◆ Stated task ◆
Convert every line of the records below into a Markdown table with two columns, Row and Line, numbering each row and leaving out blank lines.
-- BEGIN Data for this exercise --
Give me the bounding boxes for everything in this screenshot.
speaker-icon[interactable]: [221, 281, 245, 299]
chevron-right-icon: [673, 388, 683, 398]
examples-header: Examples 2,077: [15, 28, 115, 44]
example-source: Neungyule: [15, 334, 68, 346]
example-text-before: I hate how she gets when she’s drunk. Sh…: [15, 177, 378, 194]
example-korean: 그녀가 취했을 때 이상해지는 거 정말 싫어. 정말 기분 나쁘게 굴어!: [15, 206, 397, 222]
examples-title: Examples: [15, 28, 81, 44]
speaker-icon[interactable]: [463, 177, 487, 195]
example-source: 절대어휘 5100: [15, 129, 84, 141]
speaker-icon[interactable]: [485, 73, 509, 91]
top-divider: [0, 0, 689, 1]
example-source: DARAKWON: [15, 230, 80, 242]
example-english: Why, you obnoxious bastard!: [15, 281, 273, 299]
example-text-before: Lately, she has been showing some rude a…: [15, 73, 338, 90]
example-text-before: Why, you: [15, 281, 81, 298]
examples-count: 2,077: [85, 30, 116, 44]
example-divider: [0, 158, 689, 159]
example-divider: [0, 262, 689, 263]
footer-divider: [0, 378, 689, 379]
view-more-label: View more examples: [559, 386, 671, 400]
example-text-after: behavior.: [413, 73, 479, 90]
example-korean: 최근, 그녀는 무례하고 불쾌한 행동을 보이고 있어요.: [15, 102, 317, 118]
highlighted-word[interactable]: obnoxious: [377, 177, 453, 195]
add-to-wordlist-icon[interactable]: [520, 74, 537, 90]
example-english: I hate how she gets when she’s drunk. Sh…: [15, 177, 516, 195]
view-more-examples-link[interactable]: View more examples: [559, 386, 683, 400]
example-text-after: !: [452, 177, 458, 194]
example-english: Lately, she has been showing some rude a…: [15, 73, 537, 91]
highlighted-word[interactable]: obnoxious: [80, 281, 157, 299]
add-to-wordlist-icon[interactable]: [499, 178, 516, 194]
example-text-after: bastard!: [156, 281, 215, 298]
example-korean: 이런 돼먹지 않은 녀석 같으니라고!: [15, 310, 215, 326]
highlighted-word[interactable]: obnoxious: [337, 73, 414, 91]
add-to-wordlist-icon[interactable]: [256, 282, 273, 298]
-- END Data for this exercise --
◆ Expected answer ◆
| Row | Line |
|---|---|
| 1 | Give me the bounding boxes for everything in this screenshot. |
| 2 | speaker-icon[interactable]: [221, 281, 245, 299] |
| 3 | chevron-right-icon: [673, 388, 683, 398] |
| 4 | examples-header: Examples 2,077: [15, 28, 115, 44] |
| 5 | example-source: Neungyule: [15, 334, 68, 346] |
| 6 | example-text-before: I hate how she gets when she’s drunk. Sh…: [15, 177, 378, 194] |
| 7 | example-korean: 그녀가 취했을 때 이상해지는 거 정말 싫어. 정말 기분 나쁘게 굴어!: [15, 206, 397, 222] |
| 8 | examples-title: Examples: [15, 28, 81, 44] |
| 9 | speaker-icon[interactable]: [463, 177, 487, 195] |
| 10 | example-source: 절대어휘 5100: [15, 129, 84, 141] |
| 11 | speaker-icon[interactable]: [485, 73, 509, 91] |
| 12 | top-divider: [0, 0, 689, 1] |
| 13 | example-source: DARAKWON: [15, 230, 80, 242] |
| 14 | example-english: Why, you obnoxious bastard!: [15, 281, 273, 299] |
| 15 | example-text-before: Lately, she has been showing some rude a…: [15, 73, 338, 90] |
| 16 | example-text-before: Why, you: [15, 281, 81, 298] |
| 17 | examples-count: 2,077: [85, 30, 116, 44] |
| 18 | example-divider: [0, 158, 689, 159] |
| 19 | example-divider: [0, 262, 689, 263] |
| 20 | footer-divider: [0, 378, 689, 379] |
| 21 | view-more-label: View more examples: [559, 386, 671, 400] |
| 22 | example-text-after: behavior.: [413, 73, 479, 90] |
| 23 | example-korean: 최근, 그녀는 무례하고 불쾌한 행동을 보이고 있어요.: [15, 102, 317, 118] |
| 24 | highlighted-word[interactable]: obnoxious: [377, 177, 453, 195] |
| 25 | add-to-wordlist-icon[interactable]: [520, 74, 537, 90] |
| 26 | example-english: I hate how she gets when she’s drunk. Sh…: [15, 177, 516, 195] |
| 27 | view-more-examples-link[interactable]: View more examples: [559, 386, 683, 400] |
| 28 | example-text-after: !: [452, 177, 458, 194] |
| 29 | example-english: Lately, she has been showing some rude a…: [15, 73, 537, 91] |
| 30 | highlighted-word[interactable]: obnoxious: [80, 281, 157, 299] |
| 31 | add-to-wordlist-icon[interactable]: [499, 178, 516, 194] |
| 32 | example-text-after: bastard!: [156, 281, 215, 298] |
| 33 | example-korean: 이런 돼먹지 않은 녀석 같으니라고!: [15, 310, 215, 326] |
| 34 | highlighted-word[interactable]: obnoxious: [337, 73, 414, 91] |
| 35 | add-to-wordlist-icon[interactable]: [256, 282, 273, 298] |